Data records
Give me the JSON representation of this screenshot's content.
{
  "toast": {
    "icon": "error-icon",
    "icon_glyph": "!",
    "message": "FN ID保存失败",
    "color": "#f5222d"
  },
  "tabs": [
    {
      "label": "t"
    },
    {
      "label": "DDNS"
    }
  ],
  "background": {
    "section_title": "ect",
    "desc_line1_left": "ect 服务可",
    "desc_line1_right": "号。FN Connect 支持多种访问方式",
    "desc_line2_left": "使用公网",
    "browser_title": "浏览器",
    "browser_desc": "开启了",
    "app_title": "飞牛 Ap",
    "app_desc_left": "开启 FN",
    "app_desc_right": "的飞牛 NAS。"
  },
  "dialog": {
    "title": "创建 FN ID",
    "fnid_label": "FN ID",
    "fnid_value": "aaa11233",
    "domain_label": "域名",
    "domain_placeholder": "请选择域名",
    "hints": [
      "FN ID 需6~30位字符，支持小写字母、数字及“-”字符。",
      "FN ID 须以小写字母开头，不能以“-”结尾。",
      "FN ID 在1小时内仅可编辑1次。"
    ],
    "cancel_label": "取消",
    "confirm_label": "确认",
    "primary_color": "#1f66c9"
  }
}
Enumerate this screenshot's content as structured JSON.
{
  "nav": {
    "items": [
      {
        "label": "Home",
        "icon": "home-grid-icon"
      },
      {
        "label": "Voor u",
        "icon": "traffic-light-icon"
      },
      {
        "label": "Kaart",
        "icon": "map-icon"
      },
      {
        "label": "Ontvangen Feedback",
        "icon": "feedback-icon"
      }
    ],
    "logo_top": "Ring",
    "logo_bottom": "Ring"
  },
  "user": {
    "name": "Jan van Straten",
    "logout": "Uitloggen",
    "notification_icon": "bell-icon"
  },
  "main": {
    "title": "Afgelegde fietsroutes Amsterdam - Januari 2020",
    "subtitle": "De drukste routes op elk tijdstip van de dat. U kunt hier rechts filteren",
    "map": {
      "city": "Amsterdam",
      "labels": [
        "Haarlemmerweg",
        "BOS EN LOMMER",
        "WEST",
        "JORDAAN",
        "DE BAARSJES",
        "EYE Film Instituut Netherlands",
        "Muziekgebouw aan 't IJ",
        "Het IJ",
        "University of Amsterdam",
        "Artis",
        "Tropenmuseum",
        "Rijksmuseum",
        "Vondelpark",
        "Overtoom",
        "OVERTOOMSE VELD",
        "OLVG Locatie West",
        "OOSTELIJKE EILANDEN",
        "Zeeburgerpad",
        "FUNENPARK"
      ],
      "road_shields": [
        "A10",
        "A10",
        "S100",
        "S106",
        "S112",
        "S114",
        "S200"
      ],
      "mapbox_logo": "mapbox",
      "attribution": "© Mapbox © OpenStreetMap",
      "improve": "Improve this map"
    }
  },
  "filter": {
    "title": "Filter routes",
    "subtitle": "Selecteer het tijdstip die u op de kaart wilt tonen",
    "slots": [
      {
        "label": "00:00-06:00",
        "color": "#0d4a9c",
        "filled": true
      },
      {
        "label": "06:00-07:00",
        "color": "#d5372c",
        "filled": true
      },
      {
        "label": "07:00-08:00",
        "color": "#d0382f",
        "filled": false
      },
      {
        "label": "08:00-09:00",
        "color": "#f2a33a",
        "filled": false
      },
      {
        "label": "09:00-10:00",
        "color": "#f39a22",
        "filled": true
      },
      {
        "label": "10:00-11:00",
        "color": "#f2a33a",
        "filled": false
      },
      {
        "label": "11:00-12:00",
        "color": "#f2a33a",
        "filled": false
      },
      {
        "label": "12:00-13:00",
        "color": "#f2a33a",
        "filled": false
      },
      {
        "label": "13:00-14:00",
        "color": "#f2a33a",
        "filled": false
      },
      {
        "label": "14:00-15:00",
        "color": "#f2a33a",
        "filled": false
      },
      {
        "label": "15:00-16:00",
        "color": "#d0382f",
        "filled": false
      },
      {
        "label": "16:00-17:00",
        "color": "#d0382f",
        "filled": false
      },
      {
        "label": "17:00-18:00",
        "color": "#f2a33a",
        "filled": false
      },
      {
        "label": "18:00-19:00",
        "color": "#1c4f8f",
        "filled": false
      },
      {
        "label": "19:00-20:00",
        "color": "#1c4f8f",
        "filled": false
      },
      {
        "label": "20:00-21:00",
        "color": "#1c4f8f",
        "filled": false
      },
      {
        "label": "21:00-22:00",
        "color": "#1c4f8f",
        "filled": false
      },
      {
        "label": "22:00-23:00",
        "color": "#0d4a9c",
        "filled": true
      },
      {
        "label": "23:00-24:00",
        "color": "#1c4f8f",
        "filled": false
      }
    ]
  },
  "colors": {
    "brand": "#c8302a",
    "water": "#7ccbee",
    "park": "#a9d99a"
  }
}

> [EXERCISE BRIEF] Set down every record above exactly as given.

> [TASK OUTPUT]
Give me the JSON representation of this screenshot's content.
{
  "toast": {
    "icon": "error-icon",
    "icon_glyph": "!",
    "message": "FN ID保存失败",
    "color": "#f5222d"
  },
  "tabs": [
    {
      "label": "t"
    },
    {
      "label": "DDNS"
    }
  ],
  "background": {
    "section_title": "ect",
    "desc_line1_left": "ect 服务可",
    "desc_line1_right": "号。FN Connect 支持多种访问方式",
    "desc_line2_left": "使用公网",
    "browser_title": "浏览器",
    "browser_desc": "开启了",
    "app_title": "飞牛 Ap",
    "app_desc_left": "开启 FN",
    "app_desc_right": "的飞牛 NAS。"
  },
  "dialog": {
    "title": "创建 FN ID",
    "fnid_label": "FN ID",
    "fnid_value": "aaa11233",
    "domain_label": "域名",
    "domain_placeholder": "请选择域名",
    "hints": [
      "FN ID 需6~30位字符，支持小写字母、数字及“-”字符。",
      "FN ID 须以小写字母开头，不能以“-”结尾。",
      "FN ID 在1小时内仅可编辑1次。"
    ],
    "cancel_label": "取消",
    "confirm_label": "确认",
    "primary_color": "#1f66c9"
  }
}
Enumerate this screenshot's content as structured JSON.
{
  "nav": {
    "items": [
      {
        "label": "Home",
        "icon": "home-grid-icon"
      },
      {
        "label": "Voor u",
        "icon": "traffic-light-icon"
      },
      {
        "label": "Kaart",
        "icon": "map-icon"
      },
      {
        "label": "Ontvangen Feedback",
        "icon": "feedback-icon"
      }
    ],
    "logo_top": "Ring",
    "logo_bottom": "Ring"
  },
  "user": {
    "name": "Jan van Straten",
    "logout": "Uitloggen",
    "notification_icon": "bell-icon"
  },
  "main": {
    "title": "Afgelegde fietsroutes Amsterdam - Januari 2020",
    "subtitle": "De drukste routes op elk tijdstip van de dat. U kunt hier rechts filteren",
    "map": {
      "city": "Amsterdam",
      "labels": [
        "Haarlemmerweg",
        "BOS EN LOMMER",
        "WEST",
        "JORDAAN",
        "DE BAARSJES",
        "EYE Film Instituut Netherlands",
        "Muziekgebouw aan 't IJ",
        "Het IJ",
        "University of Amsterdam",
        "Artis",
        "Tropenmuseum",
        "Rijksmuseum",
        "Vondelpark",
        "Overtoom",
        "OVERTOOMSE VELD",
        "OLVG Locatie West",
        "OOSTELIJKE EILANDEN",
        "Zeeburgerpad",
        "FUNENPARK"
      ],
      "road_shields": [
        "A10",
        "A10",
        "S100",
        "S106",
        "S112",
        "S114",
        "S200"
      ],
      "mapbox_logo": "mapbox",
      "attribution": "© Mapbox © OpenStreetMap",
      "improve": "Improve this map"
    }
  },
  "filter": {
    "title": "Filter routes",
    "subtitle": "Selecteer het tijdstip die u op de kaart wilt tonen",
    "slots": [
      {
        "label": "00:00-06:00",
        "color": "#0d4a9c",
        "filled": true
      },
      {
        "label": "06:00-07:00",
        "color": "#d5372c",
        "filled": true
      },
      {
        "label": "07:00-08:00",
        "color": "#d0382f",
        "filled": false
      },
      {
        "label": "08:00-09:00",
        "color": "#f2a33a",
        "filled": false
      },
      {
        "label": "09:00-10:00",
        "color": "#f39a22",
        "filled": true
      },
      {
        "label": "10:00-11:00",
        "color": "#f2a33a",
        "filled": false
      },
      {
        "label": "11:00-12:00",
        "color": "#f2a33a",
        "filled": false
      },
      {
        "label": "12:00-13:00",
        "color": "#f2a33a",
        "filled": false
      },
      {
        "label": "13:00-14:00",
        "color": "#f2a33a",
        "filled": false
      },
      {
        "label": "14:00-15:00",
        "color": "#f2a33a",
        "filled": false
      },
      {
        "label": "15:00-16:00",
        "color": "#d0382f",
        "filled": false
      },
      {
        "label": "16:00-17:00",
        "color": "#d0382f",
        "filled": false
      },
      {
        "label": "17:00-18:00",
        "color": "#f2a33a",
        "filled": false
      },
      {
        "label": "18:00-19:00",
        "color": "#1c4f8f",
        "filled": false
      },
      {
        "label": "19:00-20:00",
        "color": "#1c4f8f",
        "filled": false
      },
      {
        "label": "20:00-21:00",
        "color": "#1c4f8f",
        "filled": false
      },
      {
        "label": "21:00-22:00",
        "color": "#1c4f8f",
        "filled": false
      },
      {
        "label": "22:00-23:00",
        "color": "#0d4a9c",
        "filled": true
      },
      {
        "label": "23:00-24:00",
        "color": "#1c4f8f",
        "filled": false
      }
    ]
  },
  "colors": {
    "brand": "#c8302a",
    "water": "#7ccbee",
    "park": "#a9d99a"
  }
}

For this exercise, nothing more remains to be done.